## WORK INSTRUCTIONS
Select each line where the word "name" appears.

========

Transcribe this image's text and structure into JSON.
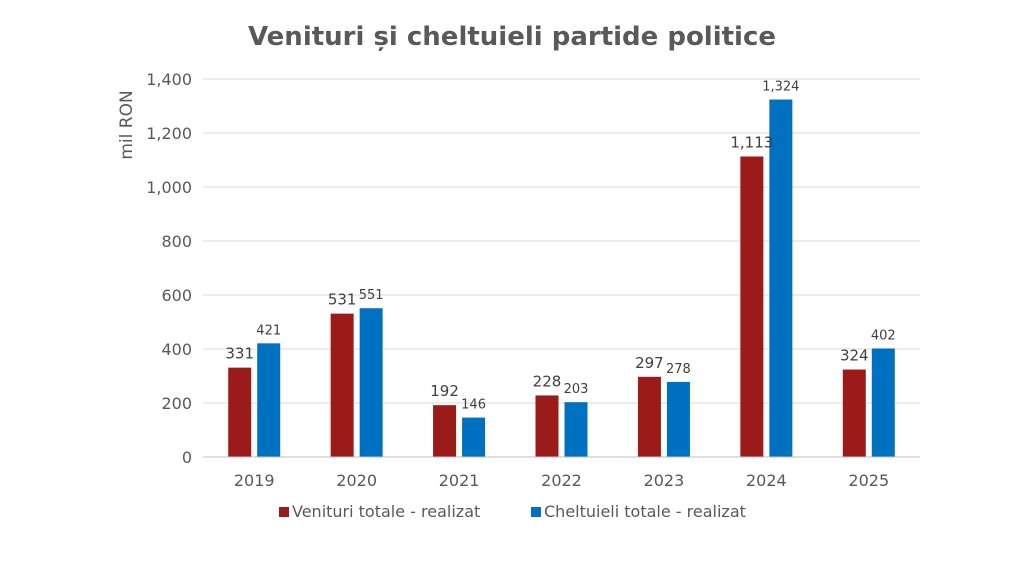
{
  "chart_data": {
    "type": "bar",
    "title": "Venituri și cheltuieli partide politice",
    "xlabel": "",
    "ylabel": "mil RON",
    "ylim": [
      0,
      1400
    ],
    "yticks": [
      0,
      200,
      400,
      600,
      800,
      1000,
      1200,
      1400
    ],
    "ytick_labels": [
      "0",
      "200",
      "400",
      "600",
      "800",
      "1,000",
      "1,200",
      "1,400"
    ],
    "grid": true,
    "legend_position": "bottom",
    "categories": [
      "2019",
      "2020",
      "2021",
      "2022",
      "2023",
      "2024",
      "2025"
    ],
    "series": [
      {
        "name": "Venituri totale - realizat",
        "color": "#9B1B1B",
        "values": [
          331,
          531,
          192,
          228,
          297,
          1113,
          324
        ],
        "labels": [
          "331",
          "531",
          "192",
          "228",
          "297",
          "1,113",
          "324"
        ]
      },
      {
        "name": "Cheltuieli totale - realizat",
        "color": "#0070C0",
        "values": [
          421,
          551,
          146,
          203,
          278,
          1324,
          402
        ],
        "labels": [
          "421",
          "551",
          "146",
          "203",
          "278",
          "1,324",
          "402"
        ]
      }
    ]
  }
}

========

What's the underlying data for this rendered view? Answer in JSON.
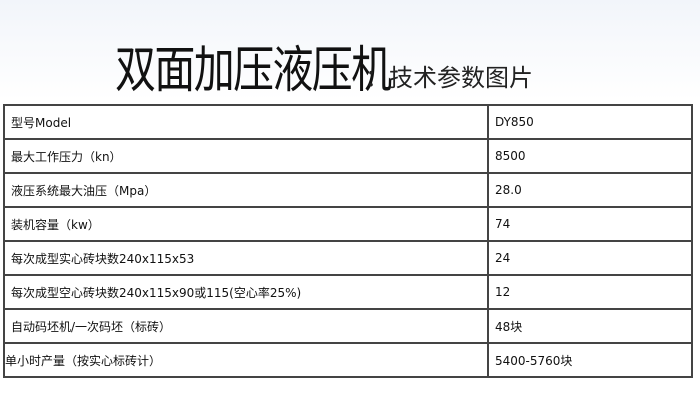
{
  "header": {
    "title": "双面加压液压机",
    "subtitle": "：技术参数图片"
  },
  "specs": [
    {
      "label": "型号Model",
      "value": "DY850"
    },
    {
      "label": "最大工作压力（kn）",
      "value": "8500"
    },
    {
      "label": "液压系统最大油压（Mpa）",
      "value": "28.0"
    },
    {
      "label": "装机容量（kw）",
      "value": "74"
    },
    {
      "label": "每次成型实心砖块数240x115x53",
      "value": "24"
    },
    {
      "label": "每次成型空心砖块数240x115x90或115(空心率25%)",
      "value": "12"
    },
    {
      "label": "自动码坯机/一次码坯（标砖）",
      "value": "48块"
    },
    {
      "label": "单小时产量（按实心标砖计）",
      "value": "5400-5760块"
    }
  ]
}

========

## EXERCISE OUTPUT
        "name": "Venituri totale - realizat",
        "name": "Cheltuieli totale - realizat",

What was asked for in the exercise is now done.